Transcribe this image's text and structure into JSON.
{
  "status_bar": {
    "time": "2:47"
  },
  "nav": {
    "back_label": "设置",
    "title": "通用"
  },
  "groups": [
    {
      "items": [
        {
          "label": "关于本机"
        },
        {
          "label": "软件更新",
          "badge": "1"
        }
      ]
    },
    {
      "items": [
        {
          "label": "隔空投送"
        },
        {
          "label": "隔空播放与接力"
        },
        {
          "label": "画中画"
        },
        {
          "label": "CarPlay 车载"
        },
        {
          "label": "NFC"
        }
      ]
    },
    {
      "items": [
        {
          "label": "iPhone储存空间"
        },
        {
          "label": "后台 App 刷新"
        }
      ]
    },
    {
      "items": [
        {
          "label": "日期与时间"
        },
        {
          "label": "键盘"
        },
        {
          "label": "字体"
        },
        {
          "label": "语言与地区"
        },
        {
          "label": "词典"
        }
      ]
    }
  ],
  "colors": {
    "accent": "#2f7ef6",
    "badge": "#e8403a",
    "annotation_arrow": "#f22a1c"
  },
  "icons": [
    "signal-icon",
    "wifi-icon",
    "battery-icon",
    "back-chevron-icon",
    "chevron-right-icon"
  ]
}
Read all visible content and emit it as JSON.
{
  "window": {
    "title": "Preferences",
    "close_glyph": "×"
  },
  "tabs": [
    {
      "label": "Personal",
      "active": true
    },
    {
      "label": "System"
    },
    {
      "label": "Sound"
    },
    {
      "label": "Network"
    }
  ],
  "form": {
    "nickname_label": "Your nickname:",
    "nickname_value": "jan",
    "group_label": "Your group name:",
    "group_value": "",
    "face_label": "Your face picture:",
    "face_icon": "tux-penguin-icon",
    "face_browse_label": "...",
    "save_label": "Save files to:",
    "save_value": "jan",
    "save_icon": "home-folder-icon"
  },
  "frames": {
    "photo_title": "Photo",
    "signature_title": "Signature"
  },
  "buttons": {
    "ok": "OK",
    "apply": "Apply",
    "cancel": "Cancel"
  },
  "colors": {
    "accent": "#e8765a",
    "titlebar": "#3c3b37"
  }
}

________________

= DO THIS =
All of the data shown above must be copied exactly.

= EXERCISE OUTPUT =
Transcribe this image's text and structure into JSON.
{
  "status_bar": {
    "time": "2:47"
  },
  "nav": {
    "back_label": "设置",
    "title": "通用"
  },
  "groups": [
    {
      "items": [
        {
          "label": "关于本机"
        },
        {
          "label": "软件更新",
          "badge": "1"
        }
      ]
    },
    {
      "items": [
        {
          "label": "隔空投送"
        },
        {
          "label": "隔空播放与接力"
        },
        {
          "label": "画中画"
        },
        {
          "label": "CarPlay 车载"
        },
        {
          "label": "NFC"
        }
      ]
    },
    {
      "items": [
        {
          "label": "iPhone储存空间"
        },
        {
          "label": "后台 App 刷新"
        }
      ]
    },
    {
      "items": [
        {
          "label": "日期与时间"
        },
        {
          "label": "键盘"
        },
        {
          "label": "字体"
        },
        {
          "label": "语言与地区"
        },
        {
          "label": "词典"
        }
      ]
    }
  ],
  "colors": {
    "accent": "#2f7ef6",
    "badge": "#e8403a",
    "annotation_arrow": "#f22a1c"
  },
  "icons": [
    "signal-icon",
    "wifi-icon",
    "battery-icon",
    "back-chevron-icon",
    "chevron-right-icon"
  ]
}
Read all visible content and emit it as JSON.
{
  "window": {
    "title": "Preferences",
    "close_glyph": "×"
  },
  "tabs": [
    {
      "label": "Personal",
      "active": true
    },
    {
      "label": "System"
    },
    {
      "label": "Sound"
    },
    {
      "label": "Network"
    }
  ],
  "form": {
    "nickname_label": "Your nickname:",
    "nickname_value": "jan",
    "group_label": "Your group name:",
    "group_value": "",
    "face_label": "Your face picture:",
    "face_icon": "tux-penguin-icon",
    "face_browse_label": "...",
    "save_label": "Save files to:",
    "save_value": "jan",
    "save_icon": "home-folder-icon"
  },
  "frames": {
    "photo_title": "Photo",
    "signature_title": "Signature"
  },
  "buttons": {
    "ok": "OK",
    "apply": "Apply",
    "cancel": "Cancel"
  },
  "colors": {
    "accent": "#e8765a",
    "titlebar": "#3c3b37"
  }
}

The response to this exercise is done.